EXERCISE AIM:
Return the records in full, exactly as given.

Document text records:
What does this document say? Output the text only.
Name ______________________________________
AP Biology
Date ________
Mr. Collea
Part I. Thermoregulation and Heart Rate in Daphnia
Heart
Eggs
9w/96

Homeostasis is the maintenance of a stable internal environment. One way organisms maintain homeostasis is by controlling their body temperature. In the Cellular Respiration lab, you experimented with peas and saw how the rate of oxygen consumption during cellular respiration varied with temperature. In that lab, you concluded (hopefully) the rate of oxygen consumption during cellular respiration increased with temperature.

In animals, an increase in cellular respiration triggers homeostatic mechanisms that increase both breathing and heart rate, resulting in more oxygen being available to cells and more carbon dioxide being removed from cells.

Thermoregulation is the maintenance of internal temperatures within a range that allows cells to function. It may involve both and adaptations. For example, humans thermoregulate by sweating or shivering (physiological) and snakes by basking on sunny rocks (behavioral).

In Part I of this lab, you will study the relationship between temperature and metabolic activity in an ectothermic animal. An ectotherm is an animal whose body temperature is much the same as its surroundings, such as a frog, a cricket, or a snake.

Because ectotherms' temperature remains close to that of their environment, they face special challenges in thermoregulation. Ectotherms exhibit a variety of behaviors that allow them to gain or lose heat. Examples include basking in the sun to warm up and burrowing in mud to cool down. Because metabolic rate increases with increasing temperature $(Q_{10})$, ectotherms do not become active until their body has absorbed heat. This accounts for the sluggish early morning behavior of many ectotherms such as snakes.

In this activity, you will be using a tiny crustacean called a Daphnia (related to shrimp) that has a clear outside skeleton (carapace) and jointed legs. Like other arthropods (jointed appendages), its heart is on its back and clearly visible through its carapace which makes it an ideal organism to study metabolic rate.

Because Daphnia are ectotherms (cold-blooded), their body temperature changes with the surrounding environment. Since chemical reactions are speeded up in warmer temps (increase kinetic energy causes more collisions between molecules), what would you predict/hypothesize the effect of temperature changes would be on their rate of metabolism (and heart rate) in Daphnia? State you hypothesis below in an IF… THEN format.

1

SOLUTION TO THIS PROBLEM:
What does this document say? Output the text only.
Name ______________________________________
AP Biology
Date ________
Mr. Collea
Part I. Thermoregulation and Heart Rate in Daphnia
Heart
Eggs
9w/96

Homeostasis is the maintenance of a stable internal environment. One way organisms maintain homeostasis is by controlling their body temperature. In the Cellular Respiration lab, you experimented with peas and saw how the rate of oxygen consumption during cellular respiration varied with temperature. In that lab, you concluded (hopefully) the rate of oxygen consumption during cellular respiration increased with temperature.

In animals, an increase in cellular respiration triggers homeostatic mechanisms that increase both breathing and heart rate, resulting in more oxygen being available to cells and more carbon dioxide being removed from cells.

Thermoregulation is the maintenance of internal temperatures within a range that allows cells to function. It may involve both and adaptations. For example, humans thermoregulate by sweating or shivering (physiological) and snakes by basking on sunny rocks (behavioral).

In Part I of this lab, you will study the relationship between temperature and metabolic activity in an ectothermic animal. An ectotherm is an animal whose body temperature is much the same as its surroundings, such as a frog, a cricket, or a snake.

Because ectotherms' temperature remains close to that of their environment, they face special challenges in thermoregulation. Ectotherms exhibit a variety of behaviors that allow them to gain or lose heat. Examples include basking in the sun to warm up and burrowing in mud to cool down. Because metabolic rate increases with increasing temperature $(Q_{10})$, ectotherms do not become active until their body has absorbed heat. This accounts for the sluggish early morning behavior of many ectotherms such as snakes.

In this activity, you will be using a tiny crustacean called a Daphnia (related to shrimp) that has a clear outside skeleton (carapace) and jointed legs. Like other arthropods (jointed appendages), its heart is on its back and clearly visible through its carapace which makes it an ideal organism to study metabolic rate.

Because Daphnia are ectotherms (cold-blooded), their body temperature changes with the surrounding environment. Since chemical reactions are speeded up in warmer temps (increase kinetic energy causes more collisions between molecules), what would you predict/hypothesize the effect of temperature changes would be on their rate of metabolism (and heart rate) in Daphnia? State you hypothesis below in an IF… THEN format.

1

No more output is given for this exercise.